* Task statement:
Each line of the listing that contains the word "will" is to be copied.

* Material for the task:
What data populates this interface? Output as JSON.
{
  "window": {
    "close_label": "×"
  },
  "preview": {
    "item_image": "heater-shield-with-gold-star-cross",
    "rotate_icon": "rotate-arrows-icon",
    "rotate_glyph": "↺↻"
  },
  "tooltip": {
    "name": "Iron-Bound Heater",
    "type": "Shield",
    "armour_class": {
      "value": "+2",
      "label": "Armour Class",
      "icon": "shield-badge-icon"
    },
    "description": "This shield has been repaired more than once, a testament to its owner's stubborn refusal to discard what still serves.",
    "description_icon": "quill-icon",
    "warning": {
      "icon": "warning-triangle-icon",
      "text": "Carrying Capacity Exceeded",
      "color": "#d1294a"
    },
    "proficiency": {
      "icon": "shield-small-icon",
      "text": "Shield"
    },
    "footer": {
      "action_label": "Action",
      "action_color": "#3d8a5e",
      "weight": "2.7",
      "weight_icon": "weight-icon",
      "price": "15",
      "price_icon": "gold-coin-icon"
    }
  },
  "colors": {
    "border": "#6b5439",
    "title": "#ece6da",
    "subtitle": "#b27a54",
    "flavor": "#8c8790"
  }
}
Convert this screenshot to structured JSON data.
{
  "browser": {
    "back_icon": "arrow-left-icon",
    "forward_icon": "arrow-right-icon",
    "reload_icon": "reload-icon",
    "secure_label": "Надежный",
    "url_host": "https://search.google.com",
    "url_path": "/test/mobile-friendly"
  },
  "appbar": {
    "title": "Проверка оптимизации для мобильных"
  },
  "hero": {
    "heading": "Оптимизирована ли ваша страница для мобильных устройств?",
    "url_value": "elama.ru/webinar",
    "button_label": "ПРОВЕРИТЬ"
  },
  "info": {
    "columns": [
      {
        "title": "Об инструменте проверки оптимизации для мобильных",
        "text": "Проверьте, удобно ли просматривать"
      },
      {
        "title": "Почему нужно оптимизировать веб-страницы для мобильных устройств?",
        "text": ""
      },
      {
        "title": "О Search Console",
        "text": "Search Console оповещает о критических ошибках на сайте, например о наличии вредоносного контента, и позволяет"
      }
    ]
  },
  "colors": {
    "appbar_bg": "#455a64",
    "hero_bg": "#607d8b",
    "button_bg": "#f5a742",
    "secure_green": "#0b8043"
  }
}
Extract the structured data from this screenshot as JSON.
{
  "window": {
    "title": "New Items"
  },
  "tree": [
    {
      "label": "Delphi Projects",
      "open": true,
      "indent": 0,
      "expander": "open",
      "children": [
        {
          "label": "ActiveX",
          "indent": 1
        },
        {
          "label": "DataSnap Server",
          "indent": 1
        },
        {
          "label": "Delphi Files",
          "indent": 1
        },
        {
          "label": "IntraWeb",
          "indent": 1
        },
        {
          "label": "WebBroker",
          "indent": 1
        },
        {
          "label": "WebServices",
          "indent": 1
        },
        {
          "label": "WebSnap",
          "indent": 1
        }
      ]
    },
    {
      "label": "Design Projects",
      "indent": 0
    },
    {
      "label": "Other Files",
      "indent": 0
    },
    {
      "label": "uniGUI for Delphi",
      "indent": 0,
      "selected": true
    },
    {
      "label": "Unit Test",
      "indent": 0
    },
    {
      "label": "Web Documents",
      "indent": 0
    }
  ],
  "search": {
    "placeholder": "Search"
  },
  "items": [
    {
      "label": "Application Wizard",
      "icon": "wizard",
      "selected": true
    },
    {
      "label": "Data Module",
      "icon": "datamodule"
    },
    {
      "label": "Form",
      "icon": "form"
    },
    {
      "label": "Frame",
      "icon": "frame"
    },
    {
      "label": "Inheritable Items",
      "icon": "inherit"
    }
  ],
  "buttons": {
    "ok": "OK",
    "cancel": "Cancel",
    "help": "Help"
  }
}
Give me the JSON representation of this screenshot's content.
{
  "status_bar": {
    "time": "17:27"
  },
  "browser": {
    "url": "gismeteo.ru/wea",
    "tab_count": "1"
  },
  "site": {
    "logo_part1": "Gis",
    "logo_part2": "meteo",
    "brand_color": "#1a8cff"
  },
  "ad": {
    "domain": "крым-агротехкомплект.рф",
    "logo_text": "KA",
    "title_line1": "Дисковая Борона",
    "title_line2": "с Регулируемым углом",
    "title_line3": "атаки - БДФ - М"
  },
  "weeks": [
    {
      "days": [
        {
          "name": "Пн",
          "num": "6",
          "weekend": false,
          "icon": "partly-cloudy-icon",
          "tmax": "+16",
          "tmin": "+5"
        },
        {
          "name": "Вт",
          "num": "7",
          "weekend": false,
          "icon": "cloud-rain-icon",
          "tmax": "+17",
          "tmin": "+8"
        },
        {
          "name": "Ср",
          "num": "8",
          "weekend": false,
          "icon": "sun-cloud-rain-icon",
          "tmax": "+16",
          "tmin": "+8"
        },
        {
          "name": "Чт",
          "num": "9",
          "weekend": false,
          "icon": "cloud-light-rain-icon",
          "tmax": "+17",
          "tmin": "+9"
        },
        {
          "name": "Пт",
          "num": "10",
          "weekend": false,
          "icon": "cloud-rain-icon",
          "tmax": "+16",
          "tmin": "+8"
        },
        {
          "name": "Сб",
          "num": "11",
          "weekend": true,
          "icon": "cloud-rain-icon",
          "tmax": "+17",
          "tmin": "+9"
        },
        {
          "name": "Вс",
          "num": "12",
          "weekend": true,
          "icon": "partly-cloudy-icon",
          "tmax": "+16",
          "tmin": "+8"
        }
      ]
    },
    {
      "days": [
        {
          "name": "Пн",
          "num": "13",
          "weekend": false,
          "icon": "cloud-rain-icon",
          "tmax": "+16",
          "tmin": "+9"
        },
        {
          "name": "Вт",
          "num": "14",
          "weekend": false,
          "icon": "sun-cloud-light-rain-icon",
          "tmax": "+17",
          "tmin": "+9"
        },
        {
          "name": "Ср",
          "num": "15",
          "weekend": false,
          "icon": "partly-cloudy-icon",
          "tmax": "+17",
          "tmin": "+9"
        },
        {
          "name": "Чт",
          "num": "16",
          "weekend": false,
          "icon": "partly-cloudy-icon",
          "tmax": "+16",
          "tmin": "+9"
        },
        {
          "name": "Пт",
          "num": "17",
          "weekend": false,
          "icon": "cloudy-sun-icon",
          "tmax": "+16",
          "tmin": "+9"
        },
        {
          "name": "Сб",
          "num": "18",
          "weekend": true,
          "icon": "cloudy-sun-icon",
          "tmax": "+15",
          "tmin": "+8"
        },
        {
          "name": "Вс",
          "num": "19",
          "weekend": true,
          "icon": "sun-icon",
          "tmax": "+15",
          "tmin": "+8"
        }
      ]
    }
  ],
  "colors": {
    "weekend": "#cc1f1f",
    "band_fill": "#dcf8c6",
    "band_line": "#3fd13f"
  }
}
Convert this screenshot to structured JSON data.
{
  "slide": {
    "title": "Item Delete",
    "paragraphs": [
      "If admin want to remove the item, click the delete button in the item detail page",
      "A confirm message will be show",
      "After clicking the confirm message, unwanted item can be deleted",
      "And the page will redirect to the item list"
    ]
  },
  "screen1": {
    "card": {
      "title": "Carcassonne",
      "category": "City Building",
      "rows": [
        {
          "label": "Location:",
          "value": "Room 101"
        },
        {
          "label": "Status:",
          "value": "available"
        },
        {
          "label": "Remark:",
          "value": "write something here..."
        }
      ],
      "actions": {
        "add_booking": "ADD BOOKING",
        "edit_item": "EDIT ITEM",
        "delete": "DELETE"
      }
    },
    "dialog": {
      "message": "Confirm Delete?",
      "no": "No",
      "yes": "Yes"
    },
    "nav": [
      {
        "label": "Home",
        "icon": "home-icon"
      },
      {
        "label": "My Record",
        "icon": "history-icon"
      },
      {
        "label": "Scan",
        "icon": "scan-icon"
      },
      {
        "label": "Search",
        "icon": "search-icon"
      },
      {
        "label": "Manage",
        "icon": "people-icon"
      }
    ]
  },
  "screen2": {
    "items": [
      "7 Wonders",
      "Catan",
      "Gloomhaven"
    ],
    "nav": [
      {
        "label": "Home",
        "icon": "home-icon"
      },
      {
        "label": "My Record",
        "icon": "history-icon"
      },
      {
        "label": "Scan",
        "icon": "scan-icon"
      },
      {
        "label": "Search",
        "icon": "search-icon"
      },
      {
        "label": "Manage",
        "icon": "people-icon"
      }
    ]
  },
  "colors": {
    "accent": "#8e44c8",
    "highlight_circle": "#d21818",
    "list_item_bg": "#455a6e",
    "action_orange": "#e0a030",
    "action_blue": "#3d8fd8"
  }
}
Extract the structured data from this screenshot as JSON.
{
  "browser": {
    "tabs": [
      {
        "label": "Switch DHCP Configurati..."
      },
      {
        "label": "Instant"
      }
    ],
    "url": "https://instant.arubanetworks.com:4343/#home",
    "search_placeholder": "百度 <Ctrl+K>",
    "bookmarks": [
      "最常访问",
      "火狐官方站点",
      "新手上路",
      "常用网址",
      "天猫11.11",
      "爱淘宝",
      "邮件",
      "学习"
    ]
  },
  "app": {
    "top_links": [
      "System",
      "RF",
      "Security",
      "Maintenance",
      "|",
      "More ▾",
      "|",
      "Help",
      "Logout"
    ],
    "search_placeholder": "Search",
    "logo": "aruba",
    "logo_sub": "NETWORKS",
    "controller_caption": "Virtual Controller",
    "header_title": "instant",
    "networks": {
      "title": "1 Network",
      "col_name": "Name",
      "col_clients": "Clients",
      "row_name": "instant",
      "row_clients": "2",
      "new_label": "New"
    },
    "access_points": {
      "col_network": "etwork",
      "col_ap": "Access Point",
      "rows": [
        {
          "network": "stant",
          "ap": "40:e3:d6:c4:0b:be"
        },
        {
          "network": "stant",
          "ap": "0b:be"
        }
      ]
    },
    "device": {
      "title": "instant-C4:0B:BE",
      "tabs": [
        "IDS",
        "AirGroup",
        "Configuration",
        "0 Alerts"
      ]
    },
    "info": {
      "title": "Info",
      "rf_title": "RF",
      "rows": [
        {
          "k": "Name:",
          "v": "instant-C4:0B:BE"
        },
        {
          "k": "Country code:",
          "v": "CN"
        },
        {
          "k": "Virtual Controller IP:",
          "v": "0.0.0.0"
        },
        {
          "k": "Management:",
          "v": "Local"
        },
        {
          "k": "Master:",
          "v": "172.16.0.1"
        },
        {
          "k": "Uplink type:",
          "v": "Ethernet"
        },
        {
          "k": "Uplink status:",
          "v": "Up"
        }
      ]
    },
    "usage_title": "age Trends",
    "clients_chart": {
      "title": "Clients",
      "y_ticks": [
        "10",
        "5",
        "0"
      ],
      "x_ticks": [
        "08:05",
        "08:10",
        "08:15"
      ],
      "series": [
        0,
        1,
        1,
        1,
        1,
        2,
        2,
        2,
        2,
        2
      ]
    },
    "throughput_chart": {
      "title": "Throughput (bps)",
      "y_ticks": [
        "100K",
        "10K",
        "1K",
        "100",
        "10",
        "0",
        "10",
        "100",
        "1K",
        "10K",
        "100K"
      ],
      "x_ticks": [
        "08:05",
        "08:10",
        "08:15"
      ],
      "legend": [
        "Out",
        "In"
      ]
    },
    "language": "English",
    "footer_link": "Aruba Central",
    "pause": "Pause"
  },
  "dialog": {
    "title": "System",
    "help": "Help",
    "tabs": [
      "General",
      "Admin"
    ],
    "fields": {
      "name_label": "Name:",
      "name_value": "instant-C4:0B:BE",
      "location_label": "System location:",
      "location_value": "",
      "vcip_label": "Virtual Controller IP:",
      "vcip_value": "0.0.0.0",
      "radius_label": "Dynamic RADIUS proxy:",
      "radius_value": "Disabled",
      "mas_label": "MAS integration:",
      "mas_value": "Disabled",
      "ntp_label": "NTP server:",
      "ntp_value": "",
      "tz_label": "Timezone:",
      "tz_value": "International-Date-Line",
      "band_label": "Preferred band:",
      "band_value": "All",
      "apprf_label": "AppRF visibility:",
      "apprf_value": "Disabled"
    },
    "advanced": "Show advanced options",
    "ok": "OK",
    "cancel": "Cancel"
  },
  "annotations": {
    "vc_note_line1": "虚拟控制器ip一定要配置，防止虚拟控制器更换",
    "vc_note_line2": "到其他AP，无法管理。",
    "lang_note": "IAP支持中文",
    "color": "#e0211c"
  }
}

* Answer to the exercise:
      "A confirm message will be show",
      "And the page will redirect to the item list"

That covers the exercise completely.